PROBLEM DESCRIPTION> What follows is a set of entries. Give them again exactly, without the pictures.

EXERCISE MATERIALS>

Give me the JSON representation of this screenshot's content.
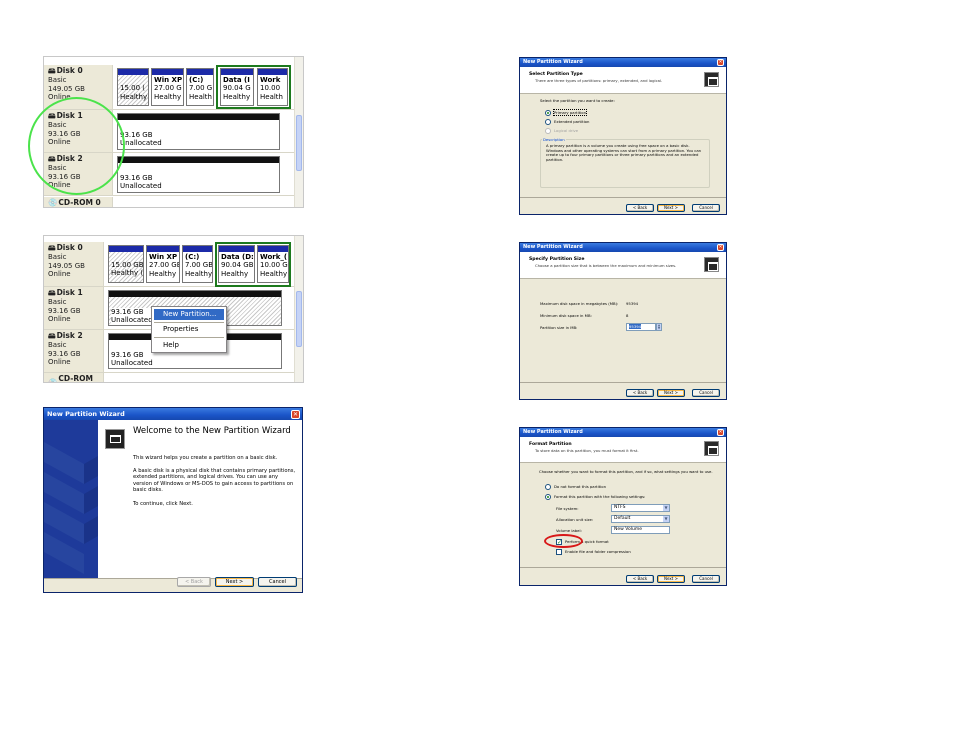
{
  "dm1": {
    "disks": [
      {
        "name": "Disk 0",
        "type": "Basic",
        "size": "149.05 GB",
        "status": "Online"
      },
      {
        "name": "Disk 1",
        "type": "Basic",
        "size": "93.16 GB",
        "status": "Online"
      },
      {
        "name": "Disk 2",
        "type": "Basic",
        "size": "93.16 GB",
        "status": "Online"
      },
      {
        "name": "CD-ROM 0"
      }
    ],
    "partitions": [
      {
        "name": "",
        "size": "15.00 (",
        "status": "Healthy"
      },
      {
        "name": "Win XP",
        "size": "27.00 G",
        "status": "Healthy"
      },
      {
        "name": "(C:)",
        "size": "7.00 G",
        "status": "Health"
      },
      {
        "name": "Data (I",
        "size": "90.04 G",
        "status": "Healthy"
      },
      {
        "name": "Work",
        "size": "10.00",
        "status": "Health"
      }
    ],
    "unalloc1": {
      "size": "93.16 GB",
      "label": "Unallocated"
    },
    "unalloc2": {
      "size": "93.16 GB",
      "label": "Unallocated"
    }
  },
  "dm2": {
    "disks": [
      {
        "name": "Disk 0",
        "type": "Basic",
        "size": "149.05 GB",
        "status": "Online"
      },
      {
        "name": "Disk 1",
        "type": "Basic",
        "size": "93.16 GB",
        "status": "Online"
      },
      {
        "name": "Disk 2",
        "type": "Basic",
        "size": "93.16 GB",
        "status": "Online"
      },
      {
        "name": "CD-ROM 0"
      }
    ],
    "partitions": [
      {
        "name": "",
        "size": "15.00 GB",
        "status": "Healthy ("
      },
      {
        "name": "Win XP P",
        "size": "27.00 GB",
        "status": "Healthy (I"
      },
      {
        "name": "(C:)",
        "size": "7.00 GB",
        "status": "Healthy"
      },
      {
        "name": "Data (D:",
        "size": "90.04 GB f",
        "status": "Healthy"
      },
      {
        "name": "Work_(",
        "size": "10.00 G",
        "status": "Healthy"
      }
    ],
    "unalloc1": {
      "size": "93.16 GB",
      "label": "Unallocated"
    },
    "unalloc2": {
      "size": "93.16 GB",
      "label": "Unallocated"
    },
    "context_menu": [
      "New Partition...",
      "Properties",
      "Help"
    ]
  },
  "welcome": {
    "title": "New Partition Wizard",
    "heading": "Welcome to the New Partition Wizard",
    "p1": "This wizard helps you create a partition on a basic disk.",
    "p2": "A basic disk is a physical disk that contains primary partitions, extended partitions, and logical drives. You can use any version of Windows or MS-DOS to gain access to partitions on basic disks.",
    "p3": "To continue, click Next.",
    "back": "< Back",
    "next": "Next >",
    "cancel": "Cancel"
  },
  "ptype": {
    "title": "New Partition Wizard",
    "header_title": "Select Partition Type",
    "header_sub": "There are three types of partitions: primary, extended, and logical.",
    "prompt": "Select the partition you want to create:",
    "options": [
      "Primary partition",
      "Extended partition",
      "Logical drive"
    ],
    "desc_label": "Description",
    "desc": "A primary partition is a volume you create using free space on a basic disk. Windows and other operating systems can start from a primary partition. You can create up to four primary partitions or three primary partitions and an extended partition.",
    "back": "< Back",
    "next": "Next >",
    "cancel": "Cancel"
  },
  "psize": {
    "title": "New Partition Wizard",
    "header_title": "Specify Partition Size",
    "header_sub": "Choose a partition size that is between the maximum and minimum sizes.",
    "max_label": "Maximum disk space in megabytes (MB):",
    "max_value": "95394",
    "min_label": "Minimum disk space in MB:",
    "min_value": "8",
    "size_label": "Partition size in MB:",
    "size_value": "95394",
    "back": "< Back",
    "next": "Next >",
    "cancel": "Cancel"
  },
  "pformat": {
    "title": "New Partition Wizard",
    "header_title": "Format Partition",
    "header_sub": "To store data on this partition, you must format it first.",
    "prompt": "Choose whether you want to format this partition, and if so, what settings you want to use.",
    "opt_no": "Do not format this partition",
    "opt_yes": "Format this partition with the following settings:",
    "fs_label": "File system:",
    "fs_value": "NTFS",
    "au_label": "Allocation unit size:",
    "au_value": "Default",
    "vl_label": "Volume label:",
    "vl_value": "New Volume",
    "quick": "Perform a quick format",
    "compress": "Enable file and folder compression",
    "back": "< Back",
    "next": "Next >",
    "cancel": "Cancel"
  },
  "colors": {
    "accent": "#1c2aa8",
    "highlight_green": "#1d7a1d",
    "circle_green": "#4be34b",
    "circle_red": "#d81818"
  }
}
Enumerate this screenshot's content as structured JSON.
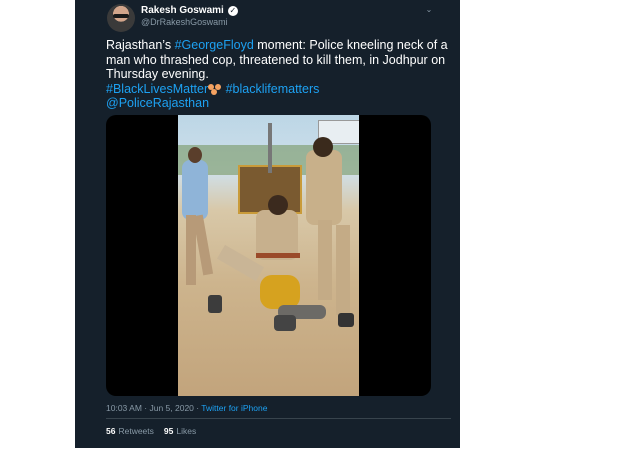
{
  "author": {
    "display_name": "Rakesh Goswami",
    "handle": "@DrRakeshGoswami",
    "verified": true,
    "verified_icon": "verified-badge-icon",
    "caret_icon": "chevron-down-icon"
  },
  "tweet": {
    "text_part1": "Rajasthan’s ",
    "hashtag_george": "#GeorgeFloyd",
    "text_part2": " moment: Police kneeling neck of a man who thrashed cop, threatened to kill them, in Jodhpur on Thursday evening.",
    "hashtag_blm": "#BlackLivesMatter",
    "emoji_icon": "eyes-emoji-icon",
    "hashtag_blacklife": "#blacklifematters",
    "mention": "@PoliceRajasthan"
  },
  "meta": {
    "timestamp": "10:03 AM · Jun 5, 2020 · ",
    "source": "Twitter for iPhone"
  },
  "stats": {
    "retweets_count": "56",
    "retweets_label": "Retweets",
    "likes_count": "95",
    "likes_label": "Likes"
  },
  "colors": {
    "background": "#15202b",
    "link": "#1da1f2",
    "muted": "#8899a6"
  }
}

RESULT FOR THIS TASK>
Give me the JSON representation of this screenshot's content.
{
  "dm1": {
    "disks": [
      {
        "name": "Disk 0",
        "type": "Basic",
        "size": "149.05 GB",
        "status": "Online"
      },
      {
        "name": "Disk 1",
        "type": "Basic",
        "size": "93.16 GB",
        "status": "Online"
      },
      {
        "name": "Disk 2",
        "type": "Basic",
        "size": "93.16 GB",
        "status": "Online"
      },
      {
        "name": "CD-ROM 0"
      }
    ],
    "partitions": [
      {
        "name": "",
        "size": "15.00 (",
        "status": "Healthy"
      },
      {
        "name": "Win XP",
        "size": "27.00 G",
        "status": "Healthy"
      },
      {
        "name": "(C:)",
        "size": "7.00 G",
        "status": "Health"
      },
      {
        "name": "Data (I",
        "size": "90.04 G",
        "status": "Healthy"
      },
      {
        "name": "Work",
        "size": "10.00",
        "status": "Health"
      }
    ],
    "unalloc1": {
      "size": "93.16 GB",
      "label": "Unallocated"
    },
    "unalloc2": {
      "size": "93.16 GB",
      "label": "Unallocated"
    }
  },
  "dm2": {
    "disks": [
      {
        "name": "Disk 0",
        "type": "Basic",
        "size": "149.05 GB",
        "status": "Online"
      },
      {
        "name": "Disk 1",
        "type": "Basic",
        "size": "93.16 GB",
        "status": "Online"
      },
      {
        "name": "Disk 2",
        "type": "Basic",
        "size": "93.16 GB",
        "status": "Online"
      },
      {
        "name": "CD-ROM 0"
      }
    ],
    "partitions": [
      {
        "name": "",
        "size": "15.00 GB",
        "status": "Healthy ("
      },
      {
        "name": "Win XP P",
        "size": "27.00 GB",
        "status": "Healthy (I"
      },
      {
        "name": "(C:)",
        "size": "7.00 GB",
        "status": "Healthy"
      },
      {
        "name": "Data (D:",
        "size": "90.04 GB f",
        "status": "Healthy"
      },
      {
        "name": "Work_(",
        "size": "10.00 G",
        "status": "Healthy"
      }
    ],
    "unalloc1": {
      "size": "93.16 GB",
      "label": "Unallocated"
    },
    "unalloc2": {
      "size": "93.16 GB",
      "label": "Unallocated"
    },
    "context_menu": [
      "New Partition...",
      "Properties",
      "Help"
    ]
  },
  "welcome": {
    "title": "New Partition Wizard",
    "heading": "Welcome to the New Partition Wizard",
    "p1": "This wizard helps you create a partition on a basic disk.",
    "p2": "A basic disk is a physical disk that contains primary partitions, extended partitions, and logical drives. You can use any version of Windows or MS-DOS to gain access to partitions on basic disks.",
    "p3": "To continue, click Next.",
    "back": "< Back",
    "next": "Next >",
    "cancel": "Cancel"
  },
  "ptype": {
    "title": "New Partition Wizard",
    "header_title": "Select Partition Type",
    "header_sub": "There are three types of partitions: primary, extended, and logical.",
    "prompt": "Select the partition you want to create:",
    "options": [
      "Primary partition",
      "Extended partition",
      "Logical drive"
    ],
    "desc_label": "Description",
    "desc": "A primary partition is a volume you create using free space on a basic disk. Windows and other operating systems can start from a primary partition. You can create up to four primary partitions or three primary partitions and an extended partition.",
    "back": "< Back",
    "next": "Next >",
    "cancel": "Cancel"
  },
  "psize": {
    "title": "New Partition Wizard",
    "header_title": "Specify Partition Size",
    "header_sub": "Choose a partition size that is between the maximum and minimum sizes.",
    "max_label": "Maximum disk space in megabytes (MB):",
    "max_value": "95394",
    "min_label": "Minimum disk space in MB:",
    "min_value": "8",
    "size_label": "Partition size in MB:",
    "size_value": "95394",
    "back": "< Back",
    "next": "Next >",
    "cancel": "Cancel"
  },
  "pformat": {
    "title": "New Partition Wizard",
    "header_title": "Format Partition",
    "header_sub": "To store data on this partition, you must format it first.",
    "prompt": "Choose whether you want to format this partition, and if so, what settings you want to use.",
    "opt_no": "Do not format this partition",
    "opt_yes": "Format this partition with the following settings:",
    "fs_label": "File system:",
    "fs_value": "NTFS",
    "au_label": "Allocation unit size:",
    "au_value": "Default",
    "vl_label": "Volume label:",
    "vl_value": "New Volume",
    "quick": "Perform a quick format",
    "compress": "Enable file and folder compression",
    "back": "< Back",
    "next": "Next >",
    "cancel": "Cancel"
  },
  "colors": {
    "accent": "#1c2aa8",
    "highlight_green": "#1d7a1d",
    "circle_green": "#4be34b",
    "circle_red": "#d81818"
  }
}
Enumerate this screenshot's content as structured JSON.
{
  "author": {
    "display_name": "Rakesh Goswami",
    "handle": "@DrRakeshGoswami",
    "verified": true,
    "verified_icon": "verified-badge-icon",
    "caret_icon": "chevron-down-icon"
  },
  "tweet": {
    "text_part1": "Rajasthan’s ",
    "hashtag_george": "#GeorgeFloyd",
    "text_part2": " moment: Police kneeling neck of a man who thrashed cop, threatened to kill them, in Jodhpur on Thursday evening.",
    "hashtag_blm": "#BlackLivesMatter",
    "emoji_icon": "eyes-emoji-icon",
    "hashtag_blacklife": "#blacklifematters",
    "mention": "@PoliceRajasthan"
  },
  "meta": {
    "timestamp": "10:03 AM · Jun 5, 2020 · ",
    "source": "Twitter for iPhone"
  },
  "stats": {
    "retweets_count": "56",
    "retweets_label": "Retweets",
    "likes_count": "95",
    "likes_label": "Likes"
  },
  "colors": {
    "background": "#15202b",
    "link": "#1da1f2",
    "muted": "#8899a6"
  }
}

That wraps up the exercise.